Task details
Copy every record below, exactly as written.

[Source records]
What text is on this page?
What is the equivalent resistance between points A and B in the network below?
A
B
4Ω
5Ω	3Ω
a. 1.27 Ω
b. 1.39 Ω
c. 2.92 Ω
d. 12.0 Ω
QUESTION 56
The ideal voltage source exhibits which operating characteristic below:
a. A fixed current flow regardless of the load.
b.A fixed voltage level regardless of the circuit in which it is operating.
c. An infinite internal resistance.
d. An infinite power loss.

Result for this exercise
What text is on this page?
What is the equivalent resistance between points A and B in the network below?
A
B
4Ω
5Ω	3Ω
a. 1.27 Ω
b. 1.39 Ω
c. 2.92 Ω
d. 12.0 Ω
QUESTION 56
The ideal voltage source exhibits which operating characteristic below:
a. A fixed current flow regardless of the load.
b.A fixed voltage level regardless of the circuit in which it is operating.
c. An infinite internal resistance.
d. An infinite power loss.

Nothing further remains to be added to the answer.